**GIVEN ENTRIES**
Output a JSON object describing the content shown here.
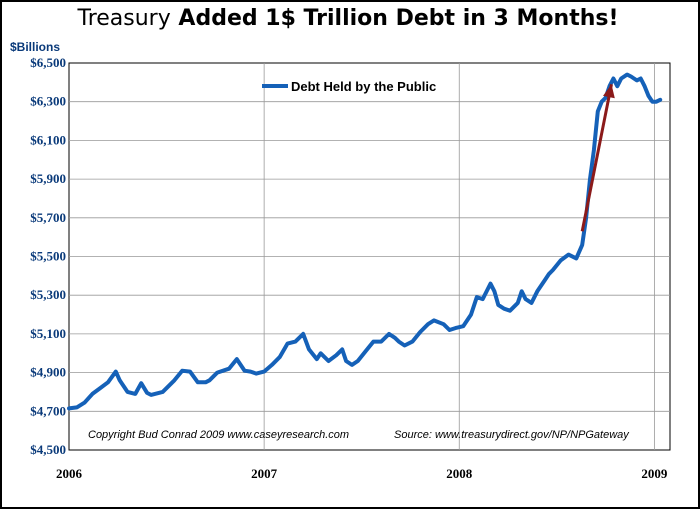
{
  "chart_data": {
    "type": "line",
    "title_part1": "Treasury",
    "title_part2": "Added 1$ Trillion Debt in 3 Months!",
    "ylabel": "$Billions",
    "xlabel": "",
    "ylim": [
      4500,
      6500
    ],
    "yticks": [
      4500,
      4700,
      4900,
      5100,
      5300,
      5500,
      5700,
      5900,
      6100,
      6300,
      6500
    ],
    "ytick_labels": [
      "$4,500",
      "$4,700",
      "$4,900",
      "$5,100",
      "$5,300",
      "$5,500",
      "$5,700",
      "$5,900",
      "$6,100",
      "$6,300",
      "$6,500"
    ],
    "xlim": [
      2006.0,
      2009.08
    ],
    "xticks": [
      2006,
      2007,
      2008,
      2009
    ],
    "xtick_labels": [
      "2006",
      "2007",
      "2008",
      "2009"
    ],
    "grid": true,
    "legend_position": "top-center",
    "series": [
      {
        "name": "Debt Held by the Public",
        "color": "#1561b8",
        "x": [
          2006.0,
          2006.04,
          2006.08,
          2006.12,
          2006.16,
          2006.2,
          2006.24,
          2006.26,
          2006.3,
          2006.34,
          2006.37,
          2006.4,
          2006.42,
          2006.44,
          2006.48,
          2006.54,
          2006.58,
          2006.62,
          2006.66,
          2006.7,
          2006.72,
          2006.76,
          2006.82,
          2006.86,
          2006.9,
          2006.93,
          2006.96,
          2007.0,
          2007.04,
          2007.08,
          2007.12,
          2007.16,
          2007.2,
          2007.23,
          2007.25,
          2007.27,
          2007.29,
          2007.33,
          2007.37,
          2007.4,
          2007.42,
          2007.45,
          2007.48,
          2007.52,
          2007.56,
          2007.6,
          2007.64,
          2007.67,
          2007.69,
          2007.72,
          2007.76,
          2007.8,
          2007.84,
          2007.87,
          2007.92,
          2007.95,
          2007.98,
          2008.02,
          2008.06,
          2008.09,
          2008.12,
          2008.16,
          2008.18,
          2008.2,
          2008.23,
          2008.26,
          2008.28,
          2008.3,
          2008.32,
          2008.34,
          2008.37,
          2008.4,
          2008.42,
          2008.44,
          2008.46,
          2008.48,
          2008.52,
          2008.56,
          2008.6,
          2008.63,
          2008.65,
          2008.67,
          2008.69,
          2008.71,
          2008.73,
          2008.75,
          2008.77,
          2008.79,
          2008.81,
          2008.83,
          2008.86,
          2008.88,
          2008.91,
          2008.93,
          2008.95,
          2008.97,
          2008.99,
          2009.01,
          2009.03
        ],
        "values": [
          4715,
          4720,
          4745,
          4790,
          4820,
          4850,
          4905,
          4860,
          4800,
          4790,
          4845,
          4795,
          4785,
          4790,
          4800,
          4860,
          4910,
          4905,
          4850,
          4850,
          4860,
          4900,
          4920,
          4970,
          4910,
          4905,
          4895,
          4905,
          4940,
          4980,
          5050,
          5060,
          5100,
          5020,
          4995,
          4970,
          5000,
          4960,
          4990,
          5020,
          4960,
          4940,
          4960,
          5010,
          5060,
          5060,
          5100,
          5080,
          5060,
          5040,
          5060,
          5110,
          5150,
          5170,
          5150,
          5120,
          5130,
          5140,
          5200,
          5290,
          5280,
          5360,
          5320,
          5250,
          5230,
          5220,
          5240,
          5260,
          5320,
          5280,
          5260,
          5320,
          5350,
          5380,
          5410,
          5430,
          5480,
          5510,
          5490,
          5560,
          5700,
          5900,
          6050,
          6250,
          6300,
          6320,
          6380,
          6420,
          6380,
          6420,
          6440,
          6430,
          6410,
          6420,
          6380,
          6330,
          6300,
          6300,
          6310
        ]
      }
    ],
    "annotations": {
      "copyright": "Copyright Bud Conrad  2009 www.caseyresearch.com",
      "source": "Source: www.treasurydirect.gov/NP/NPGateway",
      "arrow_from": {
        "x": 2008.63,
        "y": 5630
      },
      "arrow_to": {
        "x": 2008.78,
        "y": 6390
      },
      "arrow_color": "#8b1a1a"
    }
  }
}
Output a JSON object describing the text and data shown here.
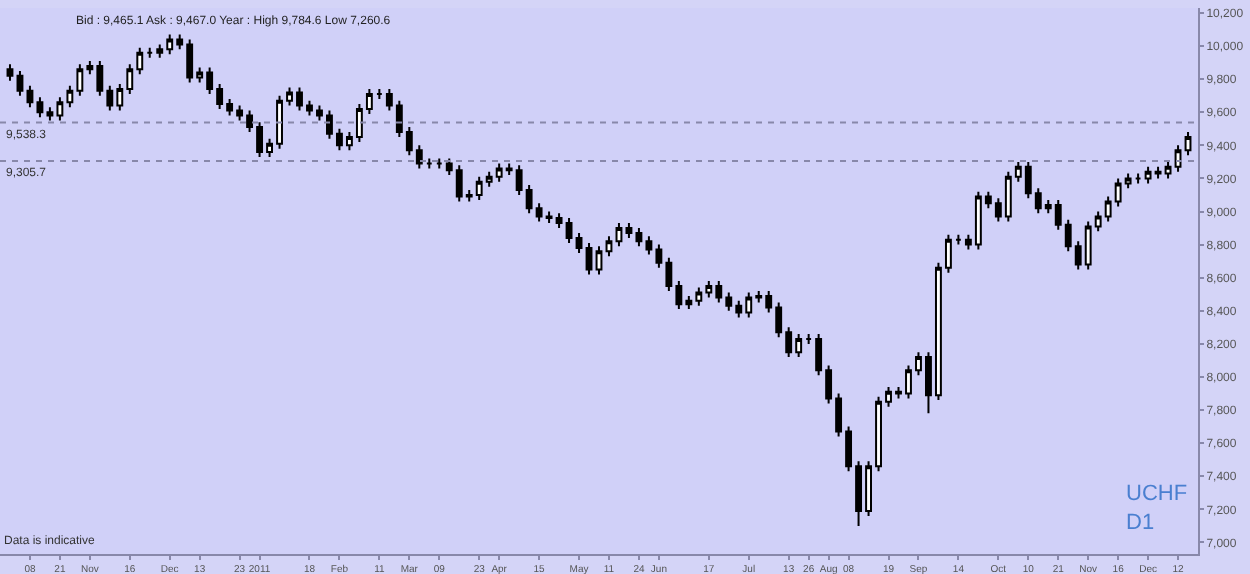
{
  "chart_data": {
    "type": "candlestick",
    "categories": [
      null,
      null,
      "08",
      null,
      null,
      "21",
      null,
      null,
      "Nov",
      null,
      null,
      null,
      "16",
      null,
      null,
      null,
      "Dec",
      null,
      null,
      "13",
      null,
      null,
      null,
      "23",
      null,
      "2011",
      null,
      null,
      null,
      null,
      "18",
      null,
      null,
      "Feb",
      null,
      null,
      null,
      "11",
      null,
      null,
      "Mar",
      null,
      null,
      "09",
      null,
      null,
      null,
      "23",
      null,
      "Apr",
      null,
      null,
      null,
      "15",
      null,
      null,
      null,
      "May",
      null,
      null,
      "11",
      null,
      null,
      "24",
      null,
      "Jun",
      null,
      null,
      null,
      null,
      "17",
      null,
      null,
      null,
      "Jul",
      null,
      null,
      null,
      "13",
      null,
      "26",
      null,
      "Aug",
      null,
      "08",
      null,
      null,
      null,
      "19",
      null,
      null,
      "Sep",
      null,
      null,
      null,
      "14",
      null,
      null,
      null,
      "Oct",
      null,
      null,
      "10",
      null,
      null,
      "21",
      null,
      null,
      "Nov",
      null,
      null,
      "16",
      null,
      null,
      "Dec",
      null,
      null,
      "12",
      null
    ],
    "ohlc": [
      [
        9860,
        9890,
        9790,
        9820
      ],
      [
        9820,
        9850,
        9700,
        9730
      ],
      [
        9730,
        9760,
        9630,
        9660
      ],
      [
        9660,
        9690,
        9570,
        9600
      ],
      [
        9600,
        9630,
        9550,
        9580
      ],
      [
        9580,
        9690,
        9550,
        9660
      ],
      [
        9660,
        9760,
        9630,
        9730
      ],
      [
        9730,
        9890,
        9700,
        9860
      ],
      [
        9860,
        9910,
        9830,
        9880
      ],
      [
        9880,
        9910,
        9700,
        9730
      ],
      [
        9730,
        9760,
        9610,
        9640
      ],
      [
        9640,
        9770,
        9610,
        9740
      ],
      [
        9740,
        9890,
        9710,
        9860
      ],
      [
        9860,
        9990,
        9830,
        9960
      ],
      [
        9960,
        9990,
        9930,
        9960
      ],
      [
        9960,
        10010,
        9930,
        9980
      ],
      [
        9980,
        10070,
        9950,
        10040
      ],
      [
        10040,
        10070,
        9980,
        10010
      ],
      [
        10010,
        10040,
        9780,
        9810
      ],
      [
        9810,
        9870,
        9780,
        9840
      ],
      [
        9840,
        9870,
        9710,
        9740
      ],
      [
        9740,
        9770,
        9620,
        9650
      ],
      [
        9650,
        9680,
        9580,
        9610
      ],
      [
        9610,
        9640,
        9550,
        9580
      ],
      [
        9580,
        9610,
        9480,
        9510
      ],
      [
        9510,
        9540,
        9330,
        9360
      ],
      [
        9360,
        9440,
        9330,
        9410
      ],
      [
        9410,
        9700,
        9380,
        9670
      ],
      [
        9670,
        9750,
        9640,
        9720
      ],
      [
        9720,
        9750,
        9610,
        9640
      ],
      [
        9640,
        9670,
        9580,
        9610
      ],
      [
        9610,
        9640,
        9550,
        9580
      ],
      [
        9580,
        9610,
        9440,
        9470
      ],
      [
        9470,
        9500,
        9370,
        9400
      ],
      [
        9400,
        9480,
        9370,
        9450
      ],
      [
        9450,
        9650,
        9420,
        9620
      ],
      [
        9620,
        9740,
        9590,
        9710
      ],
      [
        9710,
        9740,
        9680,
        9710
      ],
      [
        9710,
        9740,
        9610,
        9640
      ],
      [
        9640,
        9670,
        9450,
        9480
      ],
      [
        9480,
        9510,
        9340,
        9370
      ],
      [
        9370,
        9400,
        9260,
        9290
      ],
      [
        9290,
        9320,
        9260,
        9290
      ],
      [
        9290,
        9320,
        9260,
        9290
      ],
      [
        9290,
        9320,
        9220,
        9250
      ],
      [
        9250,
        9280,
        9060,
        9090
      ],
      [
        9090,
        9130,
        9060,
        9100
      ],
      [
        9100,
        9210,
        9070,
        9180
      ],
      [
        9180,
        9240,
        9150,
        9210
      ],
      [
        9210,
        9290,
        9180,
        9260
      ],
      [
        9260,
        9290,
        9220,
        9250
      ],
      [
        9250,
        9280,
        9100,
        9130
      ],
      [
        9130,
        9160,
        8990,
        9020
      ],
      [
        9020,
        9050,
        8940,
        8970
      ],
      [
        8970,
        9000,
        8930,
        8960
      ],
      [
        8960,
        8990,
        8900,
        8930
      ],
      [
        8930,
        8960,
        8810,
        8840
      ],
      [
        8840,
        8870,
        8750,
        8780
      ],
      [
        8780,
        8810,
        8620,
        8650
      ],
      [
        8650,
        8790,
        8620,
        8760
      ],
      [
        8760,
        8850,
        8730,
        8820
      ],
      [
        8820,
        8930,
        8790,
        8900
      ],
      [
        8900,
        8930,
        8840,
        8870
      ],
      [
        8870,
        8900,
        8790,
        8820
      ],
      [
        8820,
        8850,
        8740,
        8770
      ],
      [
        8770,
        8800,
        8660,
        8690
      ],
      [
        8690,
        8720,
        8520,
        8550
      ],
      [
        8550,
        8580,
        8410,
        8440
      ],
      [
        8440,
        8490,
        8410,
        8460
      ],
      [
        8460,
        8540,
        8430,
        8510
      ],
      [
        8510,
        8580,
        8480,
        8550
      ],
      [
        8550,
        8580,
        8450,
        8480
      ],
      [
        8480,
        8510,
        8400,
        8430
      ],
      [
        8430,
        8460,
        8360,
        8390
      ],
      [
        8390,
        8510,
        8360,
        8480
      ],
      [
        8480,
        8520,
        8450,
        8490
      ],
      [
        8490,
        8520,
        8390,
        8420
      ],
      [
        8420,
        8450,
        8240,
        8270
      ],
      [
        8270,
        8300,
        8120,
        8150
      ],
      [
        8150,
        8260,
        8120,
        8230
      ],
      [
        8230,
        8260,
        8200,
        8230
      ],
      [
        8230,
        8260,
        8010,
        8040
      ],
      [
        8040,
        8070,
        7840,
        7870
      ],
      [
        7870,
        7900,
        7640,
        7670
      ],
      [
        7670,
        7700,
        7430,
        7460
      ],
      [
        7460,
        7490,
        7100,
        7190
      ],
      [
        7190,
        7490,
        7160,
        7460
      ],
      [
        7460,
        7880,
        7430,
        7850
      ],
      [
        7850,
        7940,
        7820,
        7910
      ],
      [
        7910,
        7940,
        7870,
        7900
      ],
      [
        7900,
        8070,
        7870,
        8040
      ],
      [
        8040,
        8150,
        8010,
        8120
      ],
      [
        8120,
        8150,
        7780,
        7890
      ],
      [
        7890,
        8690,
        7860,
        8660
      ],
      [
        8660,
        8860,
        8630,
        8830
      ],
      [
        8830,
        8860,
        8800,
        8830
      ],
      [
        8830,
        8860,
        8770,
        8800
      ],
      [
        8800,
        9120,
        8770,
        9090
      ],
      [
        9090,
        9120,
        9020,
        9050
      ],
      [
        9050,
        9080,
        8940,
        8970
      ],
      [
        8970,
        9240,
        8940,
        9210
      ],
      [
        9210,
        9300,
        9180,
        9270
      ],
      [
        9270,
        9300,
        9080,
        9110
      ],
      [
        9110,
        9140,
        8990,
        9020
      ],
      [
        9020,
        9070,
        8990,
        9040
      ],
      [
        9040,
        9070,
        8890,
        8920
      ],
      [
        8920,
        8950,
        8760,
        8790
      ],
      [
        8790,
        8820,
        8650,
        8680
      ],
      [
        8680,
        8940,
        8650,
        8910
      ],
      [
        8910,
        9000,
        8880,
        8970
      ],
      [
        8970,
        9090,
        8940,
        9060
      ],
      [
        9060,
        9200,
        9030,
        9170
      ],
      [
        9170,
        9230,
        9140,
        9200
      ],
      [
        9200,
        9230,
        9170,
        9200
      ],
      [
        9200,
        9270,
        9170,
        9240
      ],
      [
        9240,
        9270,
        9200,
        9230
      ],
      [
        9230,
        9300,
        9200,
        9270
      ],
      [
        9270,
        9400,
        9240,
        9370
      ],
      [
        9370,
        9480,
        9340,
        9450
      ]
    ],
    "ylim": [
      6930,
      10230
    ],
    "yticks": [
      {
        "value": 7000,
        "label": "7,000"
      },
      {
        "value": 7200,
        "label": "7,200"
      },
      {
        "value": 7400,
        "label": "7,400"
      },
      {
        "value": 7600,
        "label": "7,600"
      },
      {
        "value": 7800,
        "label": "7,800"
      },
      {
        "value": 8000,
        "label": "8,000"
      },
      {
        "value": 8200,
        "label": "8,200"
      },
      {
        "value": 8400,
        "label": "8,400"
      },
      {
        "value": 8600,
        "label": "8,600"
      },
      {
        "value": 8800,
        "label": "8,800"
      },
      {
        "value": 9000,
        "label": "9,000"
      },
      {
        "value": 9200,
        "label": "9,200"
      },
      {
        "value": 9400,
        "label": "9,400"
      },
      {
        "value": 9600,
        "label": "9,600"
      },
      {
        "value": 9800,
        "label": "9,800"
      },
      {
        "value": 10000,
        "label": "10,000"
      },
      {
        "value": 10200,
        "label": "10,200"
      }
    ],
    "ref_lines": [
      {
        "axis": "y",
        "value": 9538.3,
        "label": "9,538.3",
        "line_style": "dotted",
        "color": "#8888aa"
      },
      {
        "axis": "y",
        "value": 9305.7,
        "label": "9,305.7",
        "line_style": "dotted",
        "color": "#8888aa"
      }
    ],
    "annotations": [
      "Bid : 9,465.1 Ask : 9,467.0 Year : High 9,784.6 Low 7,260.6",
      "Data is indicative",
      "UCHF\nD1"
    ],
    "grid": false
  }
}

**REQUIRED TASK**
Pull out each line of the entries that contains "here".

**EXPECTED OUTPUT**
Output a JSON object describing the content shown here.
Output a JSON object describing the text and data shown here.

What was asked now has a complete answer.